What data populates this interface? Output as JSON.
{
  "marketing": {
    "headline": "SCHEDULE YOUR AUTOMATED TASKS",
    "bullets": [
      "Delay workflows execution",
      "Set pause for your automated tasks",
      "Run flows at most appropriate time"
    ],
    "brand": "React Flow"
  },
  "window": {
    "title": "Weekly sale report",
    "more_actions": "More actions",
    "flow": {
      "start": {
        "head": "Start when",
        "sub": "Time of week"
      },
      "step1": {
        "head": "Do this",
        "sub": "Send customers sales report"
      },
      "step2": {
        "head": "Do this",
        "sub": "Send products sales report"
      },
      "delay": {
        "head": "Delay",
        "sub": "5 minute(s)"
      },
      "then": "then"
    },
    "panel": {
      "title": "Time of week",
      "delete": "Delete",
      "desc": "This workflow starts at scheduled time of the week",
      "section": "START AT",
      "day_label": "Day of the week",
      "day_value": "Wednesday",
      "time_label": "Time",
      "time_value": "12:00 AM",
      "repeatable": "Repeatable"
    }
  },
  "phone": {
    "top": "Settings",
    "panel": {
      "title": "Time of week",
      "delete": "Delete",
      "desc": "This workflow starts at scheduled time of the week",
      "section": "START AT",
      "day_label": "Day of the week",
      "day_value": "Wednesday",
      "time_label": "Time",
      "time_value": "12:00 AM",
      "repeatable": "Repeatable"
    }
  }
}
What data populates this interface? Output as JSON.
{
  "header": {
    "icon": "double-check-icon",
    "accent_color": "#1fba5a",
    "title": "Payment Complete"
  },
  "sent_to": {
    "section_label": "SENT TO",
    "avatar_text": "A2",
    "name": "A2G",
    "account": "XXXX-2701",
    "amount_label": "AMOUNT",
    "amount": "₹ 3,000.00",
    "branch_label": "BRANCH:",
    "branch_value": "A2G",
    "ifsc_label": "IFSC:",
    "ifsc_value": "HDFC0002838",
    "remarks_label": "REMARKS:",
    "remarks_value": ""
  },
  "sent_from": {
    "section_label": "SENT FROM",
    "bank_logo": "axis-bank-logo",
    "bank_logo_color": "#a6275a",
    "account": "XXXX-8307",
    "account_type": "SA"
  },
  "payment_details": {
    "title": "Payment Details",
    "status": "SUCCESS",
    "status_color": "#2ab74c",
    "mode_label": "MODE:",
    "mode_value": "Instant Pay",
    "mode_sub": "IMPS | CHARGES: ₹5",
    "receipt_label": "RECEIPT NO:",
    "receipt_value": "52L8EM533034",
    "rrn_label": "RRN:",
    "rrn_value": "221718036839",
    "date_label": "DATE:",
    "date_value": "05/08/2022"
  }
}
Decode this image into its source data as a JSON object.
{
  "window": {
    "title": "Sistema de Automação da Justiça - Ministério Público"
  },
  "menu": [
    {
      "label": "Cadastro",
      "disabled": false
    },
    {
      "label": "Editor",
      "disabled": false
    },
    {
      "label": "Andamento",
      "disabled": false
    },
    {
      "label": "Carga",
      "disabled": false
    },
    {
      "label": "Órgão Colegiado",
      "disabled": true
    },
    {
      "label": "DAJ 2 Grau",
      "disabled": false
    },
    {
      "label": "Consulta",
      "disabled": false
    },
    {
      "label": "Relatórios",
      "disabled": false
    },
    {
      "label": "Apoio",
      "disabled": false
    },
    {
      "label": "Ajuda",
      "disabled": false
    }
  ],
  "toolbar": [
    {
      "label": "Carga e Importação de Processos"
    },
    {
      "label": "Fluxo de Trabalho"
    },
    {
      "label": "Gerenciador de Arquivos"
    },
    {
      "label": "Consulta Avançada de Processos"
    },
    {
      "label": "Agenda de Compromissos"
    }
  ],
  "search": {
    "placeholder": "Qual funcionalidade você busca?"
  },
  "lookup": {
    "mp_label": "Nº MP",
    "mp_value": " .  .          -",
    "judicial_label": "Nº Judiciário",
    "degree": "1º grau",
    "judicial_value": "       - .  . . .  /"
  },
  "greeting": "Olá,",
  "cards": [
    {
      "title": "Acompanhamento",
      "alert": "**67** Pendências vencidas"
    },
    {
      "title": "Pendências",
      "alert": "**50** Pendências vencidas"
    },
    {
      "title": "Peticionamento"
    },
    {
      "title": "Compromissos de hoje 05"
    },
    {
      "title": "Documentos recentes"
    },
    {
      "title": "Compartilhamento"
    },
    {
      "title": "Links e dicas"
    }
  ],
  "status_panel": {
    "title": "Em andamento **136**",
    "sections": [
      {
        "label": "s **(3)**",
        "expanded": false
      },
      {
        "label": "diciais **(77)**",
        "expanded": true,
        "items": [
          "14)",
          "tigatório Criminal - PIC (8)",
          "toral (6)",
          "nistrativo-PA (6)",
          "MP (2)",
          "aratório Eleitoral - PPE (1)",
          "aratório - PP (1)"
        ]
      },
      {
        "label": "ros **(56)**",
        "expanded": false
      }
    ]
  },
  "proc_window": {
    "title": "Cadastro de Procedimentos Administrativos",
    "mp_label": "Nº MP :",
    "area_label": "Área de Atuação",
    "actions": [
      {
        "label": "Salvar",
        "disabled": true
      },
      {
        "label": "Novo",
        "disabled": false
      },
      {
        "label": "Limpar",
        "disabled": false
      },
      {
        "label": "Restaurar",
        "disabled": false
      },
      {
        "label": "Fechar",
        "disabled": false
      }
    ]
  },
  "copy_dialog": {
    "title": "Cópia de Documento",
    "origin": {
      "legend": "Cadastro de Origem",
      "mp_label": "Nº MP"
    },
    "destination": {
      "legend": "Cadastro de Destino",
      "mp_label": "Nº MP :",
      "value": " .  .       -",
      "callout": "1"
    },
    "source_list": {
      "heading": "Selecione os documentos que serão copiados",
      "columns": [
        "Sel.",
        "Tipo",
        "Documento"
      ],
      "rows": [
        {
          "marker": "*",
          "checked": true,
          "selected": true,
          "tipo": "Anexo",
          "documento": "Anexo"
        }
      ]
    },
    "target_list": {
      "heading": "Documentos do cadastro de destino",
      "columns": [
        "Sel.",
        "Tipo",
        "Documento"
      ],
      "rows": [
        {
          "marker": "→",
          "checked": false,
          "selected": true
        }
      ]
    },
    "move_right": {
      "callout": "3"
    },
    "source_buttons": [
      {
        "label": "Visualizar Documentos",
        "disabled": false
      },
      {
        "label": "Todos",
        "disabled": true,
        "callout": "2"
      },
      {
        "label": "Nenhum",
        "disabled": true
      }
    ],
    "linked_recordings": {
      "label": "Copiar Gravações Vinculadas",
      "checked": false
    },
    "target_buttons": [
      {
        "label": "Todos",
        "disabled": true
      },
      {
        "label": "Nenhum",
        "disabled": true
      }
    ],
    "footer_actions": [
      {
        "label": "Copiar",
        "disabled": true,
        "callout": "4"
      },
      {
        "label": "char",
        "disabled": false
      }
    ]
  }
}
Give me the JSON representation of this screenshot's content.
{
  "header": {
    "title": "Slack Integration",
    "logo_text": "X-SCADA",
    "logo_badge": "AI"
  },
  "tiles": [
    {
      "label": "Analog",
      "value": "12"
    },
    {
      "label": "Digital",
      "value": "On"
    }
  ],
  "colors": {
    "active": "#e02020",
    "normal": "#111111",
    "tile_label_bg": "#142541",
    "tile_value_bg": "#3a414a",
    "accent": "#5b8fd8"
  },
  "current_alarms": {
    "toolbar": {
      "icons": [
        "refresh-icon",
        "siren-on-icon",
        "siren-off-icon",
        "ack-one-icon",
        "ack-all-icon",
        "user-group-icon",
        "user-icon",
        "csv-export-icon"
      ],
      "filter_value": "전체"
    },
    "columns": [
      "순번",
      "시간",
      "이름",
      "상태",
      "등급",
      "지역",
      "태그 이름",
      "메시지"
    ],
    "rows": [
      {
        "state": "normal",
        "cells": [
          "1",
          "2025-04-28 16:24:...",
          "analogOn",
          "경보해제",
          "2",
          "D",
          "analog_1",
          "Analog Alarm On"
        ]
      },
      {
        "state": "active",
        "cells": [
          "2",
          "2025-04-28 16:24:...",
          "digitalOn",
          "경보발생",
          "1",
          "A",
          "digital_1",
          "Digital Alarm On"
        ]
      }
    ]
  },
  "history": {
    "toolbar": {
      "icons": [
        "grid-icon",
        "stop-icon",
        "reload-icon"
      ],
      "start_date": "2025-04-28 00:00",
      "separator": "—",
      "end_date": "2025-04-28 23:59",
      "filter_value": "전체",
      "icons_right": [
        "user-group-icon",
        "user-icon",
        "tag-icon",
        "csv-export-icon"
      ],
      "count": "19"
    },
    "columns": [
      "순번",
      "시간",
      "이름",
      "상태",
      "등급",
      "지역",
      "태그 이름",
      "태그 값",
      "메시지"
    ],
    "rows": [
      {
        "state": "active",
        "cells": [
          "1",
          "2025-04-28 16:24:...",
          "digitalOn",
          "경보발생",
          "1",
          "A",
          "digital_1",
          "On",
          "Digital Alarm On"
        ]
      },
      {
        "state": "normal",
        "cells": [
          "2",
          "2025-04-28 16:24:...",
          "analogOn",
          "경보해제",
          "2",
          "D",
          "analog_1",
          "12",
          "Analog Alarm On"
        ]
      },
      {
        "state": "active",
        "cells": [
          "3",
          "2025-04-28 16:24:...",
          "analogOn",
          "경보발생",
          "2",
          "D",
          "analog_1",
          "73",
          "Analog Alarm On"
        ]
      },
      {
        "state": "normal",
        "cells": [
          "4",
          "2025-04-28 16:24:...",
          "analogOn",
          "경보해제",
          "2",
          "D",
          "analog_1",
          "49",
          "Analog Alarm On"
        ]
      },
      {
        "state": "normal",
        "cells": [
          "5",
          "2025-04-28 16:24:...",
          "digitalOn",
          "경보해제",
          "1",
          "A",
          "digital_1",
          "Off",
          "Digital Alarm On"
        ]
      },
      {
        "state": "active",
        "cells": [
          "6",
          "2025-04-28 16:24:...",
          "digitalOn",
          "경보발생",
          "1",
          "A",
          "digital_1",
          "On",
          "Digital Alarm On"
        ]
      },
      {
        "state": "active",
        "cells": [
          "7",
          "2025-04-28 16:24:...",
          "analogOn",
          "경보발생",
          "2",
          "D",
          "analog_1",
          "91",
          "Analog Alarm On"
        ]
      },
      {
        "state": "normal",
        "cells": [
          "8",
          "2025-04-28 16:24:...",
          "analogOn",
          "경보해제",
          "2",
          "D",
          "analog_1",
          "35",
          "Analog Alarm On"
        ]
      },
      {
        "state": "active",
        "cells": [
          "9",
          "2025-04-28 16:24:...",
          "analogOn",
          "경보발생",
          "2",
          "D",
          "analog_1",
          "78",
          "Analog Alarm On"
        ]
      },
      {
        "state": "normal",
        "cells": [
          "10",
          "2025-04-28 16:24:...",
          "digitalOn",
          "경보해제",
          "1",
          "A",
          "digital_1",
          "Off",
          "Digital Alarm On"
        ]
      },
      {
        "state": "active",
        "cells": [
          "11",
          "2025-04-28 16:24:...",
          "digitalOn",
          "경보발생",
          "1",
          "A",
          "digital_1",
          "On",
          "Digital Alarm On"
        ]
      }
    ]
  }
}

# SHORT PROBLEM
Count how many lines of the listing above include "checked" and report that number alone.

# RESPONSE
3